## What is asked
Records follow. Select each line holding "alapvizsgát".
-- START OF Data entries --
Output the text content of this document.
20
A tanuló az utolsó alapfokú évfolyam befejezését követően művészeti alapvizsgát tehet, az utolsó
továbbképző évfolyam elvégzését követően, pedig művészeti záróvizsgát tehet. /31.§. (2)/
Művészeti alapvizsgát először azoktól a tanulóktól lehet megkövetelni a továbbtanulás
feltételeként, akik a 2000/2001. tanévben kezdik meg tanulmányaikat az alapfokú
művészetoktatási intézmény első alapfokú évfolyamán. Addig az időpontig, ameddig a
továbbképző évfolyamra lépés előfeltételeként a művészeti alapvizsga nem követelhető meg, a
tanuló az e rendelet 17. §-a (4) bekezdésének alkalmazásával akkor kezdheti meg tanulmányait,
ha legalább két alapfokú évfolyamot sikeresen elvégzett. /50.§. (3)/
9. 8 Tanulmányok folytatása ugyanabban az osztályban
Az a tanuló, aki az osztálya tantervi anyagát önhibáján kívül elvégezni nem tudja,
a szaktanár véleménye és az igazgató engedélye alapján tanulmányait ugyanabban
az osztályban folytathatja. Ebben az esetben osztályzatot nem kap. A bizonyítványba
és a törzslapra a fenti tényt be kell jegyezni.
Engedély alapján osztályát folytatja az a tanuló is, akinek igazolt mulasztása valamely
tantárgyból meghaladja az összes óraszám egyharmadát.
-- END OF Data entries --
## Task result
A tanuló az utolsó alapfokú évfolyam befejezését követően művészeti alapvizsgát tehet, az utolsó
Művészeti alapvizsgát először azoktól a tanulóktól lehet megkövetelni a továbbtanulás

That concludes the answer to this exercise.